Word for word, repeat the entries, minus the pictures.

Dataset entries:
[Start]

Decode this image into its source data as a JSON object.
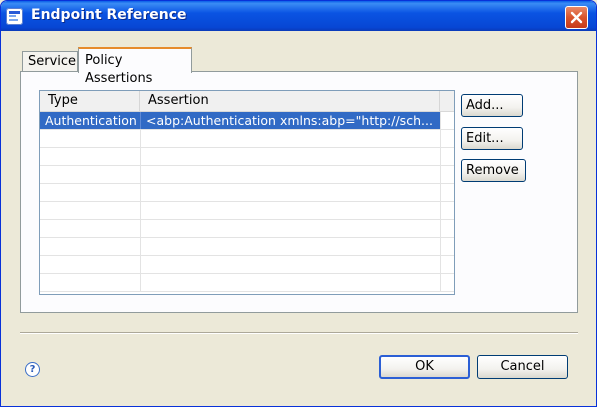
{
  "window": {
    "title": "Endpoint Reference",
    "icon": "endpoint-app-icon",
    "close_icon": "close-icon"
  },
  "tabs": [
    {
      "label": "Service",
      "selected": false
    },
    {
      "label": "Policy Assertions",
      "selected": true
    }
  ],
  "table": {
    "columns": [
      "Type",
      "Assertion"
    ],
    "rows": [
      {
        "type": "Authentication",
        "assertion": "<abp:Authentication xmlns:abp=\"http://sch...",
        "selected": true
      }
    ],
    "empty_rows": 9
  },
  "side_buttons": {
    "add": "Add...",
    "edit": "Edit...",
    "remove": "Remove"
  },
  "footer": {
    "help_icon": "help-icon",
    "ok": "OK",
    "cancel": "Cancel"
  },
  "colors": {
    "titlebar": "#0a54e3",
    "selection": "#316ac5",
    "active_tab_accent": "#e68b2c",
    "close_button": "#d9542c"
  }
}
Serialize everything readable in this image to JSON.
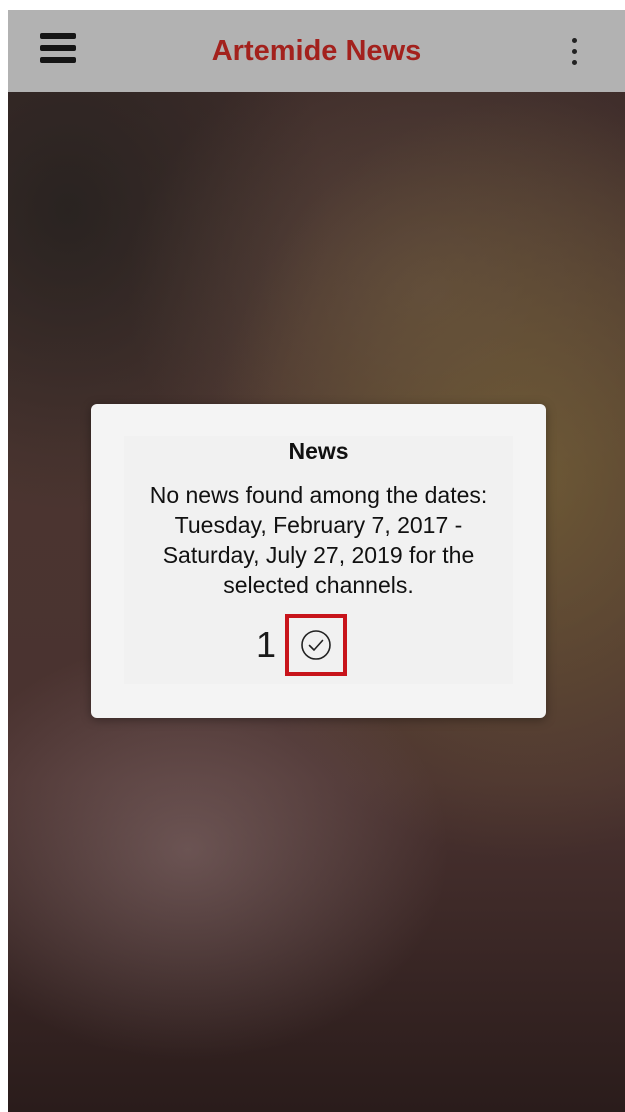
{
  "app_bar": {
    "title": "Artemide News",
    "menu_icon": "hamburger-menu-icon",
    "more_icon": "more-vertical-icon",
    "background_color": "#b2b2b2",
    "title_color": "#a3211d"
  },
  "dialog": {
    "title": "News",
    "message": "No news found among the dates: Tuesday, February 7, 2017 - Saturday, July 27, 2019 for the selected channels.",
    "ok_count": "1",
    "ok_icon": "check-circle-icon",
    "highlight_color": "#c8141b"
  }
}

[End]

Result of this exercise:
Decode this image into its source data as a JSON object.
{
  "window": {
    "title": "Endpoint Reference",
    "icon": "endpoint-app-icon",
    "close_icon": "close-icon"
  },
  "tabs": [
    {
      "label": "Service",
      "selected": false
    },
    {
      "label": "Policy Assertions",
      "selected": true
    }
  ],
  "table": {
    "columns": [
      "Type",
      "Assertion"
    ],
    "rows": [
      {
        "type": "Authentication",
        "assertion": "<abp:Authentication xmlns:abp=\"http://sch...",
        "selected": true
      }
    ],
    "empty_rows": 9
  },
  "side_buttons": {
    "add": "Add...",
    "edit": "Edit...",
    "remove": "Remove"
  },
  "footer": {
    "help_icon": "help-icon",
    "ok": "OK",
    "cancel": "Cancel"
  },
  "colors": {
    "titlebar": "#0a54e3",
    "selection": "#316ac5",
    "active_tab_accent": "#e68b2c",
    "close_button": "#d9542c"
  }
}
Serialize everything readable in this image to JSON.
{
  "app_bar": {
    "title": "Artemide News",
    "menu_icon": "hamburger-menu-icon",
    "more_icon": "more-vertical-icon",
    "background_color": "#b2b2b2",
    "title_color": "#a3211d"
  },
  "dialog": {
    "title": "News",
    "message": "No news found among the dates: Tuesday, February 7, 2017 - Saturday, July 27, 2019 for the selected channels.",
    "ok_count": "1",
    "ok_icon": "check-circle-icon",
    "highlight_color": "#c8141b"
  }
}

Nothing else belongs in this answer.